• [TO DO] Copy down every line where the string "change" shows up.

• [THE DATA]
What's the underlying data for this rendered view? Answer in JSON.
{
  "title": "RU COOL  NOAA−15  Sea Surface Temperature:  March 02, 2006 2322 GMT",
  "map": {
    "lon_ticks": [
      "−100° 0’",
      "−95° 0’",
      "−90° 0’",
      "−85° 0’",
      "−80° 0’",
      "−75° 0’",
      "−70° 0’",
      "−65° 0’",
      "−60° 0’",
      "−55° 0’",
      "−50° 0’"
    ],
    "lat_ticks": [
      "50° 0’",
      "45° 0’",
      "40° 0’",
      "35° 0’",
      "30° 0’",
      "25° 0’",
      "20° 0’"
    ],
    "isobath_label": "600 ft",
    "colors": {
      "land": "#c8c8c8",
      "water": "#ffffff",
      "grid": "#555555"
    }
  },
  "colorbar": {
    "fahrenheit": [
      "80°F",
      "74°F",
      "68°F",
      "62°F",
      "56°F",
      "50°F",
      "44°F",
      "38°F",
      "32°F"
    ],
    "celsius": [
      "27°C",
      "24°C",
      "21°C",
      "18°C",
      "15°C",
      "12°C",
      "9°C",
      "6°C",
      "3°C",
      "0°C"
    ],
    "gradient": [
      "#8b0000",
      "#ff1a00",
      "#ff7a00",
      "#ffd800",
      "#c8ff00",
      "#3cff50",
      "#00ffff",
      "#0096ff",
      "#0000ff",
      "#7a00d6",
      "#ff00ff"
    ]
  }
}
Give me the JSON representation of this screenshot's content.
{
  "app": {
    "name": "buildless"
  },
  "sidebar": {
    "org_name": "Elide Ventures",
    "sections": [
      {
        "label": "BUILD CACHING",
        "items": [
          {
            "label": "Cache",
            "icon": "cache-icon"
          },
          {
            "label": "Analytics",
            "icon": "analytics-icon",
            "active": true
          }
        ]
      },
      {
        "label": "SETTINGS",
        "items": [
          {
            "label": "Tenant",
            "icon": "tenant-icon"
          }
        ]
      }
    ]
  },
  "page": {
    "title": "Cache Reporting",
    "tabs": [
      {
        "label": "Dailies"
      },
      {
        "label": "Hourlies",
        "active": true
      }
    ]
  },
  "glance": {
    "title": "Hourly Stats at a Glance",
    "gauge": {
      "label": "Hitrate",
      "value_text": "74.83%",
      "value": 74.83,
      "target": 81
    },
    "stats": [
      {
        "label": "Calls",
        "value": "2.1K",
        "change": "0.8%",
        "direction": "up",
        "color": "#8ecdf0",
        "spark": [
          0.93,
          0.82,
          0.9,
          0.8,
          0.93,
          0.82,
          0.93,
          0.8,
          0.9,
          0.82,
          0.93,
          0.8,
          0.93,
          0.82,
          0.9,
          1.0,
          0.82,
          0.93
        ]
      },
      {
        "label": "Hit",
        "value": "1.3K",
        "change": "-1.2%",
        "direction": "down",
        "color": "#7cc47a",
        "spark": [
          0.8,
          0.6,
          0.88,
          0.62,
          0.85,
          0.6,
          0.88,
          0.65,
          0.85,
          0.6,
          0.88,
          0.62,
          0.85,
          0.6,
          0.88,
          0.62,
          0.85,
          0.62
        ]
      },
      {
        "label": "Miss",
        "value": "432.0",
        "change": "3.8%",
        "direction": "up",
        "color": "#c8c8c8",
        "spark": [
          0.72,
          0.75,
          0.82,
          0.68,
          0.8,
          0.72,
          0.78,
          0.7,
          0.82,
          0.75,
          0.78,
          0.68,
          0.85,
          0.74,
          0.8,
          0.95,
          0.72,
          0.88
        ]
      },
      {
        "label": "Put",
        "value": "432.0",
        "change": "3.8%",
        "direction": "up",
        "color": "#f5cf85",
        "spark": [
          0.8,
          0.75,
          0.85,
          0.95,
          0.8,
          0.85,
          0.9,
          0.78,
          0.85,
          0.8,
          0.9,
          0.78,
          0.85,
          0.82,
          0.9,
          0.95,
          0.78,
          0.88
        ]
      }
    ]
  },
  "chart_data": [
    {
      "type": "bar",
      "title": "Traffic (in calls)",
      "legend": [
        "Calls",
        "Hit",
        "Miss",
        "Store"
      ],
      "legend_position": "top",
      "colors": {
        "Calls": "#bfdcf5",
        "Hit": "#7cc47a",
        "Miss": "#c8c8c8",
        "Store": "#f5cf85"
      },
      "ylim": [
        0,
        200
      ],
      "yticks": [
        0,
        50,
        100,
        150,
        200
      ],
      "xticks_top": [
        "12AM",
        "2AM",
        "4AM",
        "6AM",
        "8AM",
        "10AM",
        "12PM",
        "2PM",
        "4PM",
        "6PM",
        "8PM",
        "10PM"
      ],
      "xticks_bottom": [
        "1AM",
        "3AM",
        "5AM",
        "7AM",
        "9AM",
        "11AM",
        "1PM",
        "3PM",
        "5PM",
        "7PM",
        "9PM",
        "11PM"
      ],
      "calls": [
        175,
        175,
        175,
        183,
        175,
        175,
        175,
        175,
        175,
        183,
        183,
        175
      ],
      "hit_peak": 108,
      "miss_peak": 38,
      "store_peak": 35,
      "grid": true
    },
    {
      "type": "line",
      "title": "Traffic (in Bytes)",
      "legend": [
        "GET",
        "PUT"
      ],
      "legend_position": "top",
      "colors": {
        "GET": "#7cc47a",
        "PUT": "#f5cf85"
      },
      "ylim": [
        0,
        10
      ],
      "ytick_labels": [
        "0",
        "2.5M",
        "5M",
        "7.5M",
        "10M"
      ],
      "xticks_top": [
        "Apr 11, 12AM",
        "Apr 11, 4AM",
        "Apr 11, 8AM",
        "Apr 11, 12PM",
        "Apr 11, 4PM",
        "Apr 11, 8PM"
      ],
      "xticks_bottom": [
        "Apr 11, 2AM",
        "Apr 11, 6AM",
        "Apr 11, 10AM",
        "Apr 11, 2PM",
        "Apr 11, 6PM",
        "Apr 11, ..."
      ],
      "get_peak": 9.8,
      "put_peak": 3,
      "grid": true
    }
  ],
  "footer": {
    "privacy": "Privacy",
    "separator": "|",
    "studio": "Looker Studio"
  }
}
...
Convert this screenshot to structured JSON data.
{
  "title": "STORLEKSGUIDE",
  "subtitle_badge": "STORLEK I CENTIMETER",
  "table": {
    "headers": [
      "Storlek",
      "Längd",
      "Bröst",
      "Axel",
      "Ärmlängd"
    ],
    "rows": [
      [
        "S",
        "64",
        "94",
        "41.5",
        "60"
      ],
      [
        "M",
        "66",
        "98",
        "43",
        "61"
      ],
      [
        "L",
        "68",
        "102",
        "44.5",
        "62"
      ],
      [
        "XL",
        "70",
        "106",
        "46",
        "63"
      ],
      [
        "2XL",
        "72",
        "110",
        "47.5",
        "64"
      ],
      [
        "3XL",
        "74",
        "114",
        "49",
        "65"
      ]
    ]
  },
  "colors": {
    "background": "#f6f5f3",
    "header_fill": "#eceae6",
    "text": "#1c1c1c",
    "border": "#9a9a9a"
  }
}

• [SOLUTION TO THIS PROBLEM]
        "change": "0.8%",
        "change": "-1.2%",
        "change": "3.8%",
        "change": "3.8%",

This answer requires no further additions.